======== GIVEN ENTRIES ========

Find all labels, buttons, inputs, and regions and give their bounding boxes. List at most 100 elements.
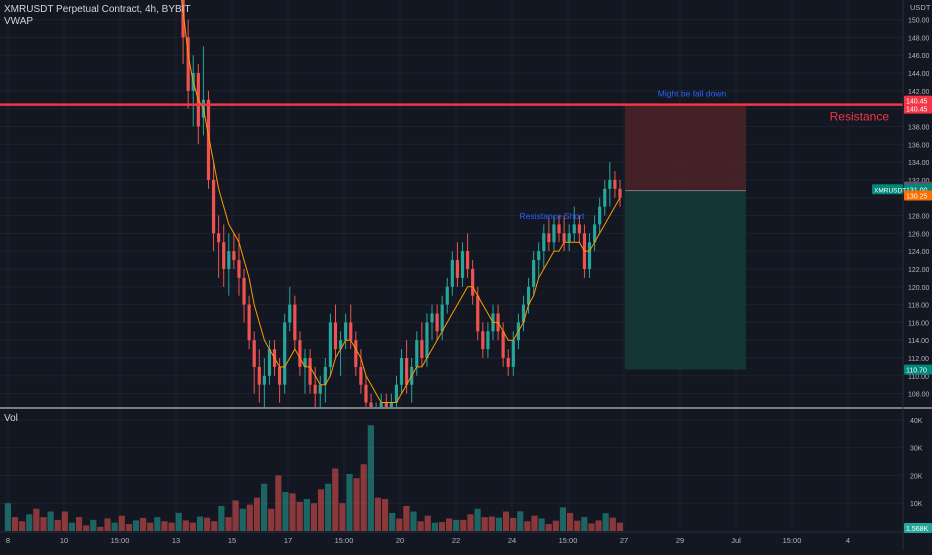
candle-body [471,268,475,296]
candle-body [206,99,211,180]
time-tick-label: 27 [620,536,628,545]
volume-bar [132,520,140,531]
volume-bar [602,513,609,531]
candle [227,233,231,296]
candle [481,322,485,359]
volume-bar [253,497,261,531]
candle-body [587,242,592,269]
candle [186,19,190,109]
time-tick-label: 8 [6,536,10,545]
volume-bar [68,522,76,531]
candle [344,313,348,350]
candle [440,295,444,341]
candle-body [262,375,266,385]
resistance-note: Might be fall down [658,89,727,99]
candle-body [532,260,536,287]
volume-bar [460,519,467,531]
chart-legend: XMRUSDT Perpetual Contract, 4h, BYBIT VW… [4,4,191,28]
candle-body [181,0,185,38]
time-tick-label: 20 [396,536,404,545]
candle-body [379,402,383,407]
volume-bar [467,514,474,531]
symbol-badge-label: XMRUSDT [874,187,906,194]
candle-body [476,295,480,332]
volume-bar [389,512,396,531]
price-tick-label: 146.00 [908,53,930,60]
candle [354,331,358,376]
candle [506,349,510,376]
volume-bars [4,425,623,531]
time-tick-label: 13 [172,536,180,545]
symbol-title[interactable]: XMRUSDT Perpetual Contract, 4h, BYBIT [4,4,191,15]
price-tick-label: 148.00 [908,35,930,42]
candle-body [267,349,272,376]
candle [572,206,576,243]
candle [359,349,363,394]
candle-body [521,304,526,323]
candle [232,233,236,269]
candle-body [278,366,282,385]
candle [217,215,221,278]
candle-body [526,286,531,305]
candle [222,224,226,287]
candle-body [537,251,541,261]
candle-body [237,260,241,278]
candle [537,242,541,278]
volume-bar [595,520,602,531]
time-tick-label: 15:00 [111,536,130,545]
candle [608,162,612,207]
volume-bar [438,522,446,531]
volume-bar [154,517,161,531]
price-tick-label: 118.00 [908,303,929,310]
volume-bar [182,520,189,531]
candle-body [349,322,353,341]
candle [445,277,449,314]
candle [293,295,297,350]
price-tick-label: 134.00 [908,160,930,167]
time-tick-label: 15:00 [783,536,802,545]
candle [511,331,515,376]
candle [552,215,556,252]
volume-bar [552,520,559,531]
volume-bar [218,505,225,531]
volume-bar [40,517,47,531]
candle-body [557,224,561,234]
volume-bar [374,497,382,531]
volume-pane-label[interactable]: Vol [4,413,18,424]
candle-body [252,340,256,367]
candle [384,393,388,407]
price-badge-label: 110.70 [906,368,927,375]
candle-body [293,304,297,341]
price-tick-label: 124.00 [908,249,930,256]
volume-bar [559,507,567,531]
candle-body [186,37,190,91]
volume-bar [431,522,438,531]
volume-bar [403,505,410,531]
price-tick-label: 138.00 [908,124,930,131]
volume-bar [140,517,147,531]
candle-body [440,304,444,332]
time-tick-label: 24 [508,536,516,545]
price-badge-label: 140.45 [906,107,928,114]
candle-body [425,322,429,359]
candle-body [384,402,388,407]
candle-body [486,331,490,350]
candle-body [211,179,216,234]
candle [257,349,261,403]
candle-body [222,242,226,269]
candle-body [298,340,302,367]
volume-bar [332,468,339,531]
candle [557,215,561,243]
candle-body [328,322,333,367]
volume-bar [474,508,481,531]
volume-bar [367,425,374,531]
time-tick-label: 15:00 [559,536,578,545]
candle-body [359,366,363,385]
candle [420,322,424,367]
time-tick-label: 10 [60,536,68,545]
candle-body [344,322,348,341]
candle [318,375,322,407]
indicator-label[interactable]: VWAP [4,16,34,27]
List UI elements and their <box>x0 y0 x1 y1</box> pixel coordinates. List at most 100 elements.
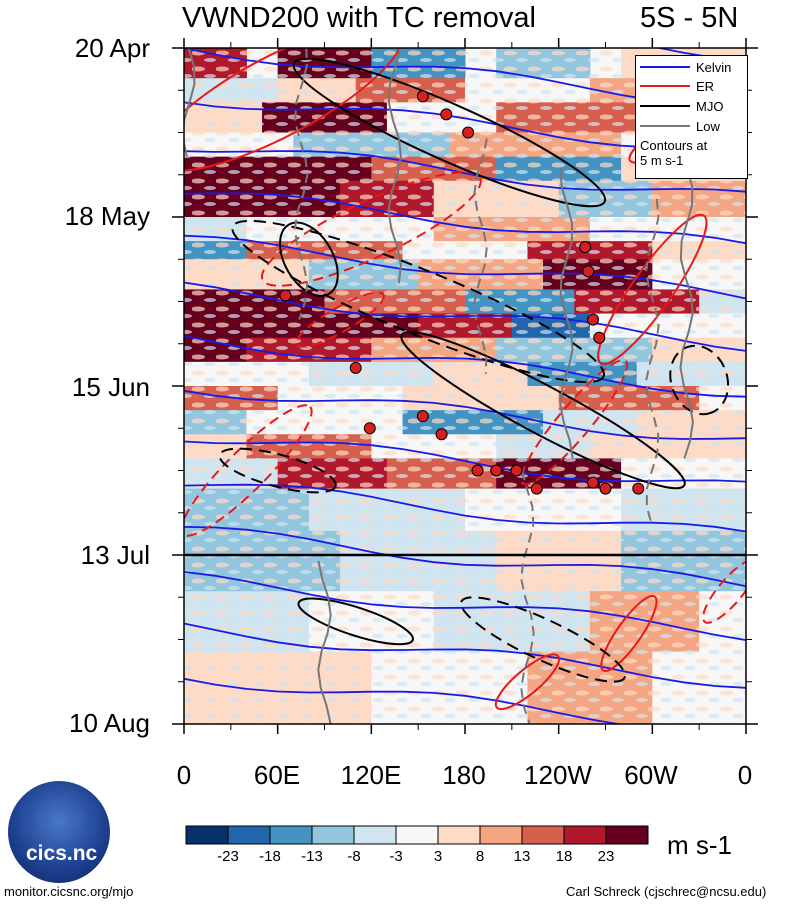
x-tick-label: 120W <box>524 760 592 790</box>
legend-note: Contours at 5 m s-1 <box>640 138 707 168</box>
tc-marker <box>490 464 503 477</box>
tc-marker <box>587 476 600 489</box>
legend-swatch <box>640 105 690 107</box>
colorbar-tick-label: 8 <box>475 848 485 865</box>
footer-url: monitor.cicsnc.org/mjo <box>4 884 134 899</box>
colorbar-tick-label: -13 <box>301 848 323 865</box>
colorbar-tick-label: -8 <box>347 848 361 865</box>
colorbar-tick-label: -23 <box>217 848 239 865</box>
y-tick-label: 10 Aug <box>69 708 150 738</box>
footer-credit: Carl Schreck (cjschrec@ncsu.edu) <box>566 884 767 899</box>
colorbar-swatch <box>269 825 313 845</box>
y-tick-label: 13 Jul <box>80 540 150 570</box>
colorbar <box>185 825 649 845</box>
filtered-contours <box>184 0 746 724</box>
low-contour <box>293 48 309 320</box>
low-contour <box>520 470 535 724</box>
legend-swatch <box>640 125 690 127</box>
tc-marker <box>599 482 612 495</box>
mjo-contour <box>292 57 607 208</box>
legend-swatch <box>640 66 690 68</box>
x-tick-label: 60W <box>624 760 678 790</box>
er-contour <box>600 594 658 672</box>
kelvin-contour <box>184 526 746 588</box>
kelvin-contour <box>184 234 746 300</box>
tc-marker <box>440 108 453 121</box>
colorbar-tick-label: -3 <box>389 848 403 865</box>
tc-marker <box>435 428 448 441</box>
mjo-contour <box>400 331 686 490</box>
chart-region: 5S - 5N <box>640 2 739 34</box>
tc-markers <box>279 90 645 495</box>
colorbar-swatch <box>311 825 355 845</box>
legend-item: Kelvin <box>640 59 731 75</box>
x-tick-label: 60E <box>253 760 301 790</box>
mjo-contour <box>279 221 339 297</box>
colorbar-swatch <box>605 825 649 845</box>
tc-marker <box>530 482 543 495</box>
y-tick-label: 15 Jun <box>71 372 150 402</box>
mjo-contour <box>218 447 337 494</box>
tc-marker <box>471 464 484 477</box>
legend-note-line: Contours at <box>640 138 708 153</box>
er-contour <box>494 653 561 711</box>
colorbar-swatch <box>563 825 607 845</box>
legend-item: ER <box>640 78 714 94</box>
x-tick-label: 0 <box>737 760 753 790</box>
mjo-contour <box>297 597 414 646</box>
colorbar-swatch <box>353 825 397 845</box>
colorbar-swatch <box>437 825 481 845</box>
tc-marker <box>593 331 606 344</box>
mjo-contour <box>460 596 627 683</box>
legend-swatch <box>640 85 690 87</box>
colorbar-tick-label: 13 <box>513 848 531 865</box>
tc-marker <box>416 410 429 423</box>
legend-note-line: 5 m s-1 <box>640 153 684 168</box>
legend-label: MJO <box>696 98 724 114</box>
kelvin-contour <box>184 192 746 245</box>
er-contour <box>184 404 313 537</box>
y-tick-label: 20 Apr <box>74 33 150 63</box>
tc-marker <box>579 241 592 254</box>
kelvin-contour <box>184 440 746 483</box>
x-tick-label: 0 <box>176 760 192 790</box>
legend: Kelvin ER MJO Low Contours at 5 m s-1 <box>635 55 748 179</box>
low-contour <box>645 198 660 526</box>
tc-marker <box>279 289 292 302</box>
low-contour <box>387 48 402 284</box>
colorbar-tick-label: -18 <box>259 848 281 865</box>
kelvin-contour <box>184 622 746 689</box>
tc-marker <box>349 361 362 374</box>
kelvin-contour <box>184 0 746 11</box>
legend-label: Kelvin <box>696 59 732 75</box>
tc-marker <box>582 265 595 278</box>
mjo-contour <box>669 344 730 416</box>
low-contour <box>184 48 196 157</box>
logo-text: cics.nc <box>26 842 98 865</box>
er-contour <box>520 359 629 486</box>
legend-item: MJO <box>640 98 723 114</box>
mjo-contour <box>231 219 605 384</box>
er-contour <box>597 213 708 366</box>
colorbar-tick-label: 18 <box>555 848 573 865</box>
kelvin-contour <box>184 334 746 398</box>
colorbar-tick-label: 23 <box>597 848 615 865</box>
low-contour <box>559 168 574 459</box>
x-tick-label: 120E <box>340 760 402 790</box>
legend-label: Low <box>696 118 720 134</box>
legend-label: ER <box>696 78 715 94</box>
tc-marker <box>632 482 645 495</box>
colorbar-swatch <box>521 825 565 845</box>
chart-title: VWND200 with TC removal <box>182 2 537 34</box>
er-contour <box>702 558 746 624</box>
er-contour <box>295 291 385 348</box>
kelvin-contour <box>184 483 746 533</box>
kelvin-contour <box>184 389 746 440</box>
low-contour <box>473 138 488 374</box>
x-tick-label: 180 <box>442 760 486 790</box>
cicsnc-logo <box>8 781 110 883</box>
y-tick-label: 18 May <box>64 201 150 231</box>
kelvin-contour <box>184 150 746 193</box>
colorbar-swatch <box>185 825 229 845</box>
axis-ticks <box>172 38 758 734</box>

========

EXERCISE DIRECTIONS:
Transcribe the lines of the material word for word, starting at the line that contains "candle-body [471,268,475,296]" and stopping after the line that contains "candle-body [262,375,266,385]".

REPLY TO THE EXERCISE:
candle-body [471,268,475,296]
candle-body [206,99,211,180]
time-tick-label: 27 [620,536,628,545]
volume-bar [132,520,140,531]
volume-bar [602,513,609,531]
candle [227,233,231,296]
candle [481,322,485,359]
volume-bar [253,497,261,531]
candle-body [587,242,592,269]
candle [186,19,190,109]
time-tick-label: 8 [6,536,10,545]
volume-bar [68,522,76,531]
candle [344,313,348,350]
candle [440,295,444,341]
candle-body [262,375,266,385]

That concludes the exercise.